[Saved data entries]
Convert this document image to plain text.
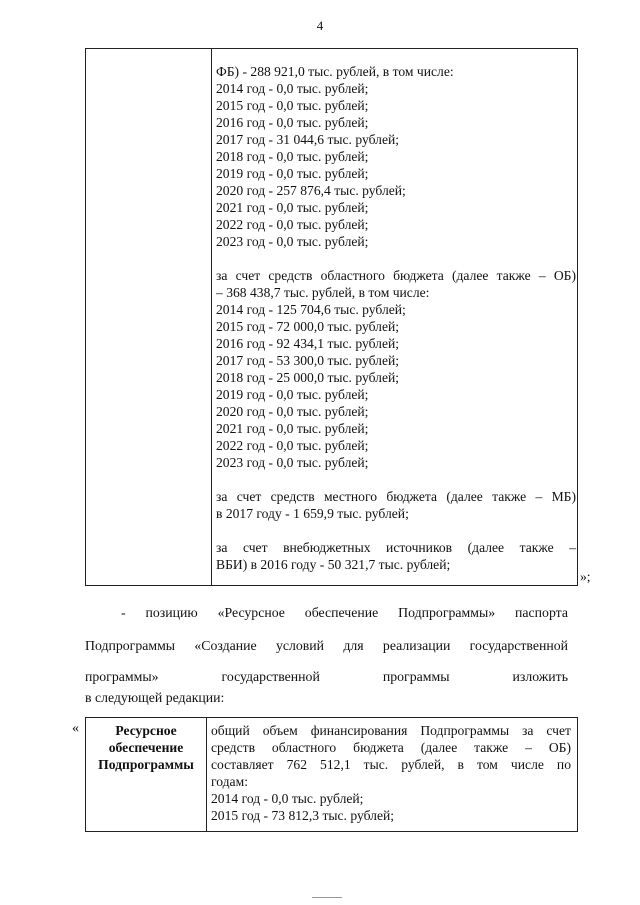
4
ФБ) - 288 921,0 тыс. рублей, в том числе:
2014 год - 0,0 тыс. рублей;
2015 год - 0,0 тыс. рублей;
2016 год - 0,0 тыс. рублей;
2017 год - 31 044,6 тыс. рублей;
2018 год - 0,0 тыс. рублей;
2019 год - 0,0 тыс. рублей;
2020 год - 257 876,4 тыс. рублей;
2021 год - 0,0 тыс. рублей;
2022 год - 0,0 тыс. рублей;
2023 год - 0,0 тыс. рублей;
за счет средств областного бюджета (далее также – ОБ)
– 368 438,7 тыс. рублей, в том числе:
2014 год - 125 704,6 тыс. рублей;
2015 год - 72 000,0 тыс. рублей;
2016 год - 92 434,1 тыс. рублей;
2017 год - 53 300,0 тыс. рублей;
2018 год - 25 000,0 тыс. рублей;
2019 год - 0,0 тыс. рублей;
2020 год - 0,0 тыс. рублей;
2021 год - 0,0 тыс. рублей;
2022 год - 0,0 тыс. рублей;
2023 год - 0,0 тыс. рублей;
за счет средств местного бюджета (далее также – МБ)
в 2017 году - 1 659,9 тыс. рублей;
за счет внебюджетных источников (далее также –
ВБИ) в 2016 году - 50 321,7 тыс. рублей;
»;
- позицию «Ресурсное обеспечение Подпрограммы» паспорта
Подпрограммы «Создание условий для реализации государственной
программы» государственной программы изложить
в следующей редакции:
«	Ресурсное
обеспечение
Подпрограммы
общий объем финансирования Подпрограммы за счет
средств областного бюджета (далее также – ОБ)
составляет 762 512,1 тыс. рублей, в том числе по
годам:
2014 год - 0,0 тыс. рублей;
2015 год - 73 812,3 тыс. рублей;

• _EXERCISE REQUIREMENTS_
Reproduce the material above in full and without alteration, but skip all pictures.

• _FINISHED EXERCISE_
Convert this document image to plain text.
4
ФБ) - 288 921,0 тыс. рублей, в том числе:
2014 год - 0,0 тыс. рублей;
2015 год - 0,0 тыс. рублей;
2016 год - 0,0 тыс. рублей;
2017 год - 31 044,6 тыс. рублей;
2018 год - 0,0 тыс. рублей;
2019 год - 0,0 тыс. рублей;
2020 год - 257 876,4 тыс. рублей;
2021 год - 0,0 тыс. рублей;
2022 год - 0,0 тыс. рублей;
2023 год - 0,0 тыс. рублей;
за счет средств областного бюджета (далее также – ОБ)
– 368 438,7 тыс. рублей, в том числе:
2014 год - 125 704,6 тыс. рублей;
2015 год - 72 000,0 тыс. рублей;
2016 год - 92 434,1 тыс. рублей;
2017 год - 53 300,0 тыс. рублей;
2018 год - 25 000,0 тыс. рублей;
2019 год - 0,0 тыс. рублей;
2020 год - 0,0 тыс. рублей;
2021 год - 0,0 тыс. рублей;
2022 год - 0,0 тыс. рублей;
2023 год - 0,0 тыс. рублей;
за счет средств местного бюджета (далее также – МБ)
в 2017 году - 1 659,9 тыс. рублей;
за счет внебюджетных источников (далее также –
ВБИ) в 2016 году - 50 321,7 тыс. рублей;
»;
- позицию «Ресурсное обеспечение Подпрограммы» паспорта
Подпрограммы «Создание условий для реализации государственной
программы» государственной программы изложить
в следующей редакции:
«	Ресурсное
обеспечение
Подпрограммы
общий объем финансирования Подпрограммы за счет
средств областного бюджета (далее также – ОБ)
составляет 762 512,1 тыс. рублей, в том числе по
годам:
2014 год - 0,0 тыс. рублей;
2015 год - 73 812,3 тыс. рублей;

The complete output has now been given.